--- START OF RECORDS FOR PROCESSING ---

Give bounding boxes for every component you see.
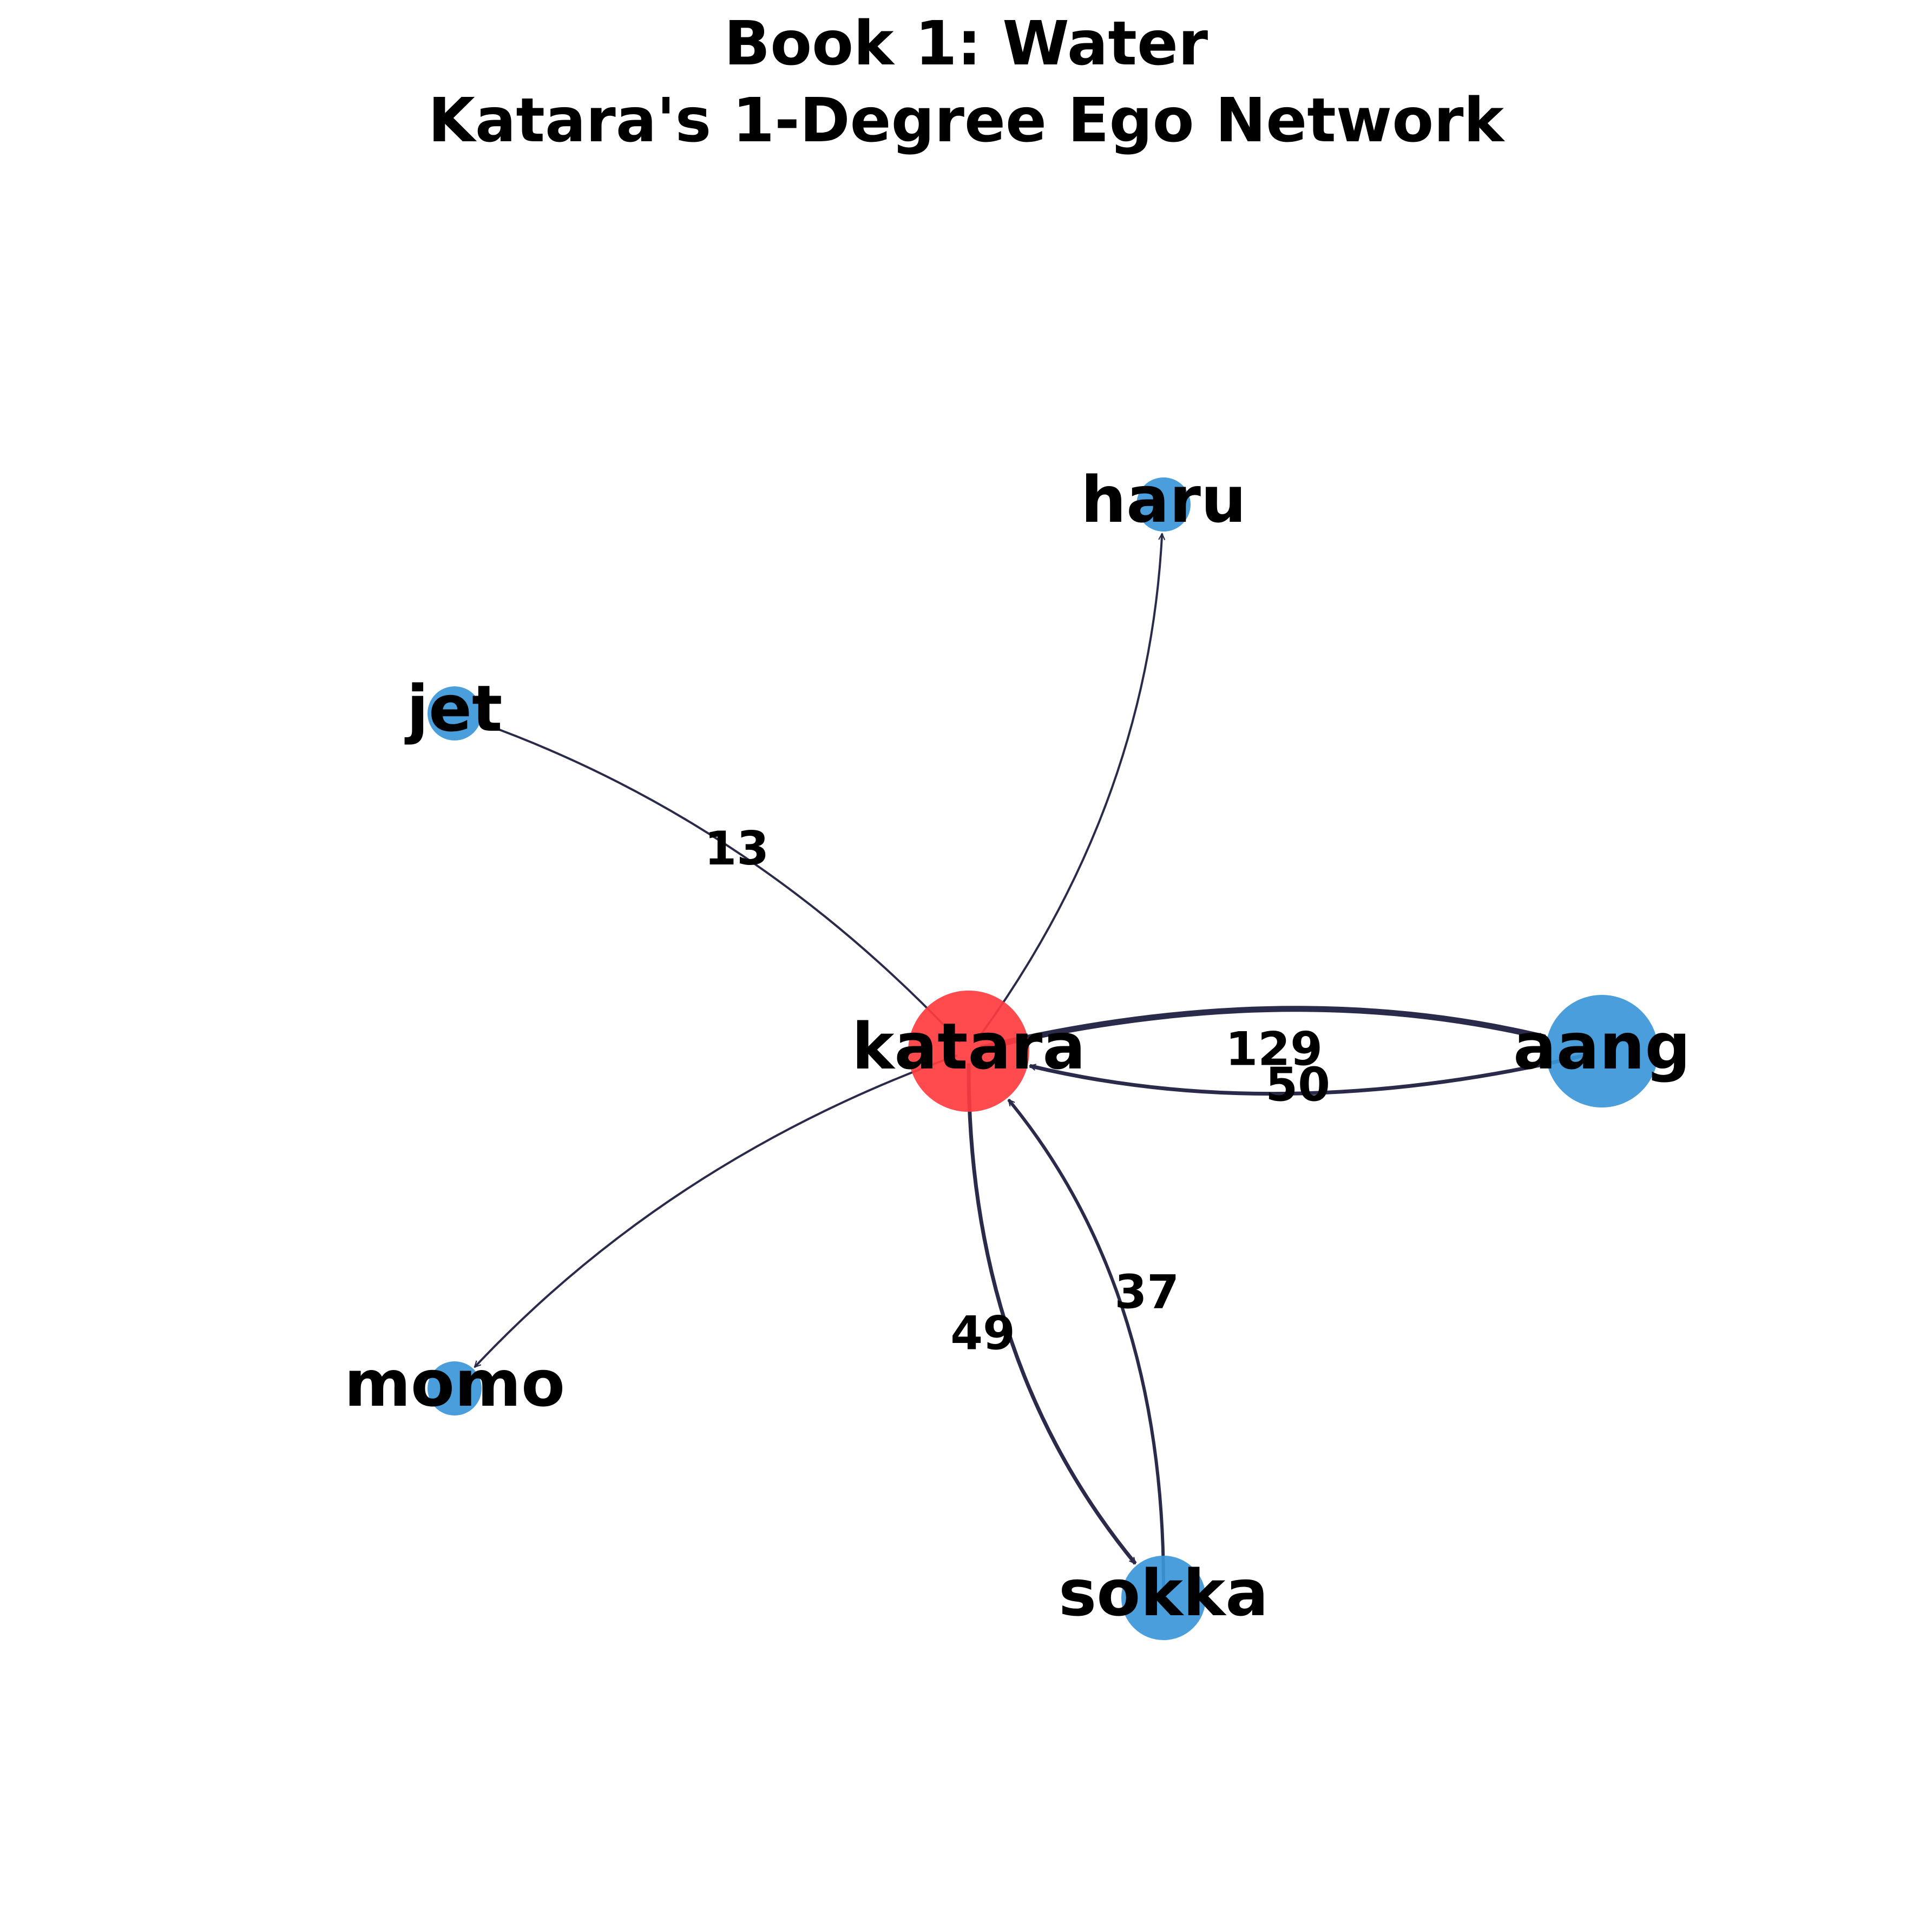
edge-weight-label-katara-to-aang: 129 bbox=[1225, 1023, 1323, 1077]
edge-weight-label-katara-to-jet: 13 bbox=[704, 822, 769, 876]
title-line-1: Book 1: Water bbox=[724, 9, 1208, 79]
node-label-haru: haru bbox=[1081, 462, 1246, 537]
node-label-katara: katara bbox=[852, 1009, 1086, 1084]
node-label-aang: aang bbox=[1513, 1009, 1691, 1084]
chart-title: Book 1: Water Katara's 1-Degree Ego Netw… bbox=[0, 5, 1932, 159]
edge-weight-label-katara-to-sokka: 49 bbox=[950, 1307, 1015, 1361]
title-line-2: Katara's 1-Degree Ego Network bbox=[428, 86, 1504, 156]
node-labels-layer: katara aang haru jet momo sokka bbox=[344, 462, 1691, 1630]
edge-aang-to-katara bbox=[1030, 1052, 1592, 1096]
node-label-momo: momo bbox=[344, 1346, 565, 1421]
node-aang bbox=[1546, 995, 1658, 1107]
edges-layer bbox=[475, 534, 1592, 1590]
edge-katara-to-sokka bbox=[967, 1063, 1137, 1565]
node-momo bbox=[428, 1361, 482, 1415]
node-label-sokka: sokka bbox=[1059, 1556, 1269, 1630]
node-label-jet: jet bbox=[405, 671, 503, 746]
node-haru bbox=[1136, 477, 1191, 532]
edge-katara-to-momo bbox=[475, 1054, 958, 1367]
edge-katara-to-haru bbox=[975, 534, 1162, 1043]
edge-sokka-to-katara bbox=[1007, 1098, 1166, 1590]
node-sokka bbox=[1121, 1556, 1206, 1640]
edge-katara-to-aang bbox=[980, 1006, 1545, 1052]
node-katara bbox=[908, 991, 1029, 1112]
nodes-layer bbox=[428, 477, 1658, 1640]
node-jet bbox=[428, 686, 482, 740]
edge-katara-to-jet bbox=[482, 723, 962, 1044]
edge-weight-label-sokka-to-katara: 37 bbox=[1114, 1266, 1179, 1320]
edge-weight-label-aang-to-katara: 50 bbox=[1265, 1058, 1330, 1112]
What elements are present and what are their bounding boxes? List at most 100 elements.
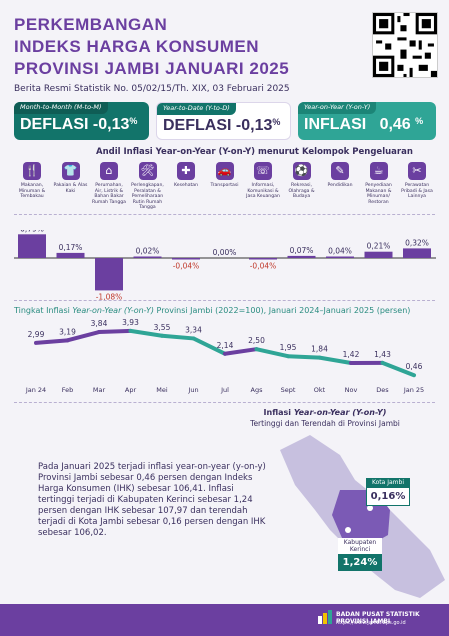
kota-jambi-value: 0,16% — [366, 487, 410, 506]
bps-logo-icon — [318, 610, 332, 624]
page-title: PERKEMBANGAN INDEKS HARGA KONSUMEN PROVI… — [14, 14, 289, 80]
card-number: 0,46 — [379, 116, 411, 133]
line-data-label: 3,34 — [185, 325, 202, 334]
bar-data-label: -0,04% — [250, 262, 277, 271]
category-item: 🛠 Perlengkapan, Peralatan & Pemeliharaan … — [131, 162, 165, 211]
line-title-em: Year-on-Year (Y-on-Y) — [72, 306, 154, 315]
category-item: ☕ Penyediaan Makanan & Minuman/ Restoran — [362, 162, 396, 205]
card-year-to-date: Year-to-Date (Y-to-D) DEFLASI -0,13% — [156, 102, 291, 140]
x-tick-label: Ags — [251, 386, 264, 394]
food-icon: 🍴 — [23, 162, 41, 180]
category-item: ✚ Kesehatan — [169, 162, 203, 189]
line-data-label: 1,84 — [311, 345, 328, 354]
line-data-label: 1,43 — [374, 350, 391, 359]
line-data-label: 2,99 — [28, 330, 45, 339]
household-icon: 🛠 — [138, 162, 157, 180]
divider — [14, 402, 435, 403]
card-unit: % — [129, 116, 138, 126]
line-segment — [97, 328, 133, 335]
category-item: ☏ Informasi, Komunikasi & Jasa Keuangan — [246, 162, 280, 200]
line-data-label: 1,95 — [280, 343, 297, 352]
bar-data-label: 0,00% — [213, 248, 237, 257]
x-tick-label: Apr — [125, 386, 137, 394]
card-label: Year-on-Year (Y-on-Y) — [298, 102, 377, 114]
title-line-1: PERKEMBANGAN — [14, 15, 168, 34]
bar — [18, 234, 46, 258]
category-item: 🍴 Makanan, Minuman & Tembakau — [15, 162, 49, 200]
education-icon: ✎ — [331, 162, 349, 180]
title-line-3: PROVINSI JAMBI JANUARI 2025 — [14, 59, 290, 78]
bar-data-label: 0,07% — [290, 246, 314, 255]
kerinci-marker — [345, 527, 351, 533]
bar-data-label: 0,79% — [20, 230, 44, 233]
card-label: Month-to-Month (M-to-M) — [14, 102, 108, 114]
jambi-map — [280, 435, 445, 598]
x-tick-label: Feb — [62, 386, 74, 394]
category-name: Perumahan, Air, Listrik & Bahan Bakar Ru… — [92, 183, 126, 205]
line-segment — [34, 338, 70, 345]
card-label: Year-to-Date (Y-to-D) — [157, 103, 236, 115]
card-number: -0,13 — [92, 116, 130, 133]
category-name: Perawatan Pribadi & Jasa Lainnya — [401, 183, 433, 199]
map-title-prefix: Inflasi — [263, 408, 292, 417]
category-name: Perlengkapan, Peralatan & Pemeliharaan R… — [131, 183, 164, 210]
footer-bar — [0, 604, 449, 636]
line-segment — [380, 360, 416, 378]
bar-data-label: 0,21% — [367, 242, 391, 251]
bar — [95, 258, 123, 291]
category-item: 👕 Pakaian & Alas Kaki — [54, 162, 88, 194]
kota-jambi-callout: Kota Jambi 0,16% — [366, 478, 410, 506]
qr-code-icon[interactable] — [372, 12, 438, 78]
footer-org: BADAN PUSAT STATISTIK PROVINSI JAMBI — [336, 611, 420, 625]
category-item: ⚽ Rekreasi, Olahraga & Budaya — [285, 162, 319, 200]
summary-paragraph: Pada Januari 2025 terjadi inflasi year-o… — [38, 462, 266, 538]
card-unit: % — [272, 117, 281, 127]
category-name: Transportasi — [210, 183, 239, 188]
bar — [56, 252, 85, 258]
bar-data-label: 0,04% — [328, 247, 352, 256]
bar — [249, 258, 277, 260]
bar-data-label: -0,04% — [173, 262, 200, 271]
line-data-label: 3,93 — [122, 318, 139, 327]
footer-url[interactable]: https://www.jambi.bps.go.id — [336, 620, 406, 626]
line-chart-title: Tingkat Inflasi Year-on-Year (Y-on-Y) Pr… — [14, 306, 410, 315]
line-data-label: 0,46 — [406, 362, 423, 371]
category-item: ✎ Pendidikan — [323, 162, 357, 189]
bar — [326, 256, 354, 258]
card-unit: % — [415, 116, 424, 126]
communication-icon: ☏ — [254, 162, 272, 180]
card-value: DEFLASI -0,13% — [20, 116, 137, 134]
line-data-label: 2,14 — [217, 341, 234, 350]
divider — [14, 214, 435, 215]
line-data-label: 3,84 — [91, 319, 108, 328]
line-segment — [160, 333, 196, 341]
category-name: Informasi, Komunikasi & Jasa Keuangan — [246, 183, 280, 199]
line-data-label: 3,19 — [59, 327, 76, 336]
recreation-icon: ⚽ — [292, 162, 311, 180]
x-tick-label: Mar — [93, 386, 106, 394]
categories-title: Andil Inflasi Year-on-Year (Y-on-Y) menu… — [96, 147, 413, 157]
restaurant-icon: ☕ — [369, 162, 388, 180]
category-item: 🚗 Transportasi — [208, 162, 242, 189]
category-name: Pakaian & Alas Kaki — [53, 183, 88, 194]
bar — [403, 248, 431, 258]
kerinci-label: Kabupaten Kerinci — [338, 538, 382, 554]
map-subtitle: Tertinggi dan Terendah di Provinsi Jambi — [250, 419, 400, 428]
card-year-on-year: Year-on-Year (Y-on-Y) INFLASI 0,46 % — [298, 102, 436, 140]
bar-data-label: 0,17% — [59, 243, 83, 252]
line-title-prefix: Tingkat Inflasi — [14, 306, 70, 315]
housing-icon: ⌂ — [100, 162, 118, 180]
title-line-2: INDEKS HARGA KONSUMEN — [14, 37, 260, 56]
line-segment — [65, 330, 101, 343]
kota-jambi-label: Kota Jambi — [366, 478, 410, 487]
category-name: Kesehatan — [173, 183, 199, 188]
bar — [287, 255, 316, 258]
qr-code-graphic — [373, 13, 437, 77]
bar-data-label: -1,08% — [96, 292, 123, 301]
bar — [172, 258, 200, 260]
line-segment — [191, 336, 227, 356]
map-title-em: Year-on-Year (Y-on-Y) — [293, 408, 387, 417]
category-name: Makanan, Minuman & Tembakau — [18, 183, 46, 199]
card-type: INFLASI — [304, 116, 367, 133]
kerinci-callout: Kabupaten Kerinci 1,24% — [338, 538, 382, 571]
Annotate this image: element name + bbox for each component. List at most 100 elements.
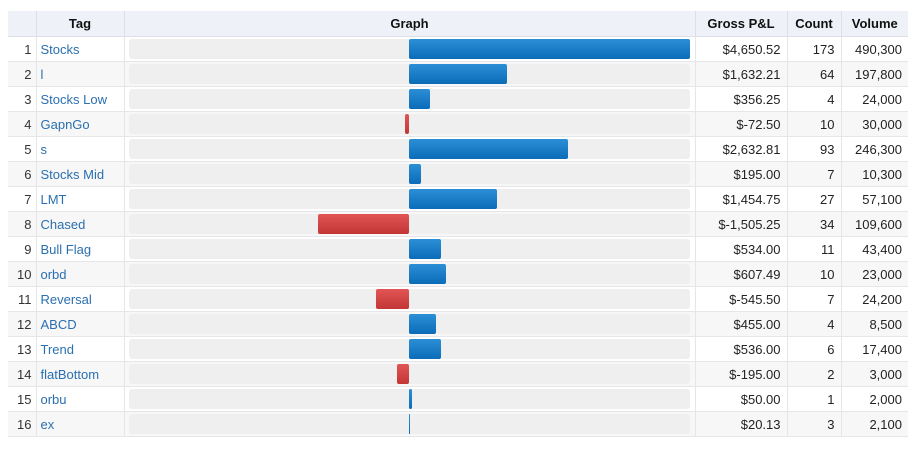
- positive-pnl-bar: [409, 239, 442, 259]
- table-row: 8 Chased $-1,505.25 34 109,600: [8, 211, 908, 237]
- positive-pnl-bar: [409, 39, 690, 59]
- table-row: 2 l $1,632.21 64 197,800: [8, 61, 908, 87]
- volume-column-header[interactable]: Volume: [841, 11, 908, 37]
- gross-pnl-cell: $-72.50: [695, 111, 788, 137]
- graph-column-header: Graph: [124, 11, 696, 37]
- gross-pnl-cell: $-545.50: [695, 286, 788, 312]
- graph-cell: [124, 336, 696, 362]
- gross-pnl-cell: $-195.00: [695, 361, 788, 387]
- volume-cell: 246,300: [841, 136, 908, 162]
- tag-link[interactable]: Chased: [40, 216, 86, 232]
- tag-link[interactable]: ABCD: [40, 316, 77, 332]
- positive-pnl-bar: [409, 389, 413, 409]
- positive-pnl-bar: [409, 339, 442, 359]
- count-cell: 1: [787, 386, 842, 412]
- row-index: 7: [8, 186, 37, 212]
- count-cell: 34: [787, 211, 842, 237]
- volume-cell: 57,100: [841, 186, 908, 212]
- count-column-header[interactable]: Count: [787, 11, 842, 37]
- row-index: 3: [8, 86, 37, 112]
- count-cell: 4: [787, 311, 842, 337]
- tag-link[interactable]: orbd: [40, 266, 67, 282]
- volume-cell: 43,400: [841, 236, 908, 262]
- tag-link[interactable]: ex: [40, 416, 55, 432]
- tag-link[interactable]: GapnGo: [40, 116, 90, 132]
- graph-cell: [124, 61, 696, 87]
- gross-pnl-cell: $20.13: [695, 411, 788, 437]
- gross-pnl-column-header[interactable]: Gross P&L: [695, 11, 788, 37]
- tag-link[interactable]: l: [40, 66, 44, 82]
- bar-track: [128, 114, 690, 134]
- bar-track: [128, 139, 690, 159]
- gross-pnl-cell: $50.00: [695, 386, 788, 412]
- tag-cell: ABCD: [36, 311, 125, 337]
- row-index: 12: [8, 311, 37, 337]
- tag-link[interactable]: Reversal: [40, 291, 92, 307]
- bar-track: [128, 314, 690, 334]
- volume-cell: 24,000: [841, 86, 908, 112]
- positive-pnl-bar: [409, 64, 508, 84]
- positive-pnl-bar: [409, 414, 411, 434]
- bar-track: [128, 239, 690, 259]
- bar-track: [128, 389, 690, 409]
- tag-cell: flatBottom: [36, 361, 125, 387]
- tag-link[interactable]: orbu: [40, 391, 67, 407]
- count-cell: 173: [787, 36, 842, 62]
- negative-pnl-bar: [318, 214, 409, 234]
- gross-pnl-cell: $-1,505.25: [695, 211, 788, 237]
- gross-pnl-cell: $534.00: [695, 236, 788, 262]
- tag-link[interactable]: Stocks Mid: [40, 166, 105, 182]
- tag-cell: orbu: [36, 386, 125, 412]
- row-index: 15: [8, 386, 37, 412]
- graph-cell: [124, 261, 696, 287]
- graph-cell: [124, 186, 696, 212]
- table-row: 4 GapnGo $-72.50 10 30,000: [8, 111, 908, 137]
- volume-cell: 23,000: [841, 261, 908, 287]
- count-cell: 2: [787, 361, 842, 387]
- volume-cell: 3,000: [841, 361, 908, 387]
- count-cell: 6: [787, 336, 842, 362]
- tag-link[interactable]: Stocks: [40, 41, 80, 57]
- bar-track: [128, 39, 690, 59]
- tag-column-header[interactable]: Tag: [36, 11, 125, 37]
- volume-cell: 490,300: [841, 36, 908, 62]
- bar-track: [128, 64, 690, 84]
- bar-track: [128, 214, 690, 234]
- tag-cell: Trend: [36, 336, 125, 362]
- gross-pnl-cell: $607.49: [695, 261, 788, 287]
- bar-track: [128, 164, 690, 184]
- table-row: 13 Trend $536.00 6 17,400: [8, 336, 908, 362]
- gross-pnl-cell: $2,632.81: [695, 136, 788, 162]
- graph-cell: [124, 311, 696, 337]
- count-cell: 7: [787, 286, 842, 312]
- tag-link[interactable]: LMT: [40, 191, 67, 207]
- tag-cell: ex: [36, 411, 125, 437]
- tag-link[interactable]: s: [40, 141, 48, 157]
- table-row: 14 flatBottom $-195.00 2 3,000: [8, 361, 908, 387]
- positive-pnl-bar: [409, 189, 497, 209]
- volume-cell: 30,000: [841, 111, 908, 137]
- tag-link[interactable]: Trend: [40, 341, 74, 357]
- table-row: 3 Stocks Low $356.25 4 24,000: [8, 86, 908, 112]
- tag-cell: GapnGo: [36, 111, 125, 137]
- tag-link[interactable]: Stocks Low: [40, 91, 107, 107]
- count-cell: 7: [787, 161, 842, 187]
- volume-cell: 197,800: [841, 61, 908, 87]
- tag-link[interactable]: Bull Flag: [40, 241, 92, 257]
- row-index: 5: [8, 136, 37, 162]
- volume-cell: 109,600: [841, 211, 908, 237]
- gross-pnl-cell: $1,454.75: [695, 186, 788, 212]
- count-cell: 3: [787, 411, 842, 437]
- graph-cell: [124, 211, 696, 237]
- bar-track: [128, 89, 690, 109]
- gross-pnl-cell: $536.00: [695, 336, 788, 362]
- tag-cell: Bull Flag: [36, 236, 125, 262]
- volume-cell: 2,100: [841, 411, 908, 437]
- table-row: 16 ex $20.13 3 2,100: [8, 411, 908, 437]
- graph-cell: [124, 86, 696, 112]
- count-cell: 10: [787, 261, 842, 287]
- row-index: 9: [8, 236, 37, 262]
- tag-cell: s: [36, 136, 125, 162]
- bar-track: [128, 264, 690, 284]
- tag-link[interactable]: flatBottom: [40, 366, 100, 382]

--- END OF RECORDS FOR PROCESSING ---

**EXERCISE BRIEF**
Copy word for word everything in the material above, from the line that contains "1023, 1323, 1077]" down to the line that contains "edges-layer bbox=[475, 534, 1592, 1590]", including both of those lines.

**COMPLETED TASK**
edge-weight-label-katara-to-aang: 129 bbox=[1225, 1023, 1323, 1077]
edge-weight-label-katara-to-jet: 13 bbox=[704, 822, 769, 876]
title-line-1: Book 1: Water bbox=[724, 9, 1208, 79]
node-label-haru: haru bbox=[1081, 462, 1246, 537]
node-label-katara: katara bbox=[852, 1009, 1086, 1084]
node-label-aang: aang bbox=[1513, 1009, 1691, 1084]
chart-title: Book 1: Water Katara's 1-Degree Ego Netw… bbox=[0, 5, 1932, 159]
edge-weight-label-katara-to-sokka: 49 bbox=[950, 1307, 1015, 1361]
title-line-2: Katara's 1-Degree Ego Network bbox=[428, 86, 1504, 156]
node-labels-layer: katara aang haru jet momo sokka bbox=[344, 462, 1691, 1630]
edge-aang-to-katara bbox=[1030, 1052, 1592, 1096]
node-label-momo: momo bbox=[344, 1346, 565, 1421]
node-aang bbox=[1546, 995, 1658, 1107]
edges-layer bbox=[475, 534, 1592, 1590]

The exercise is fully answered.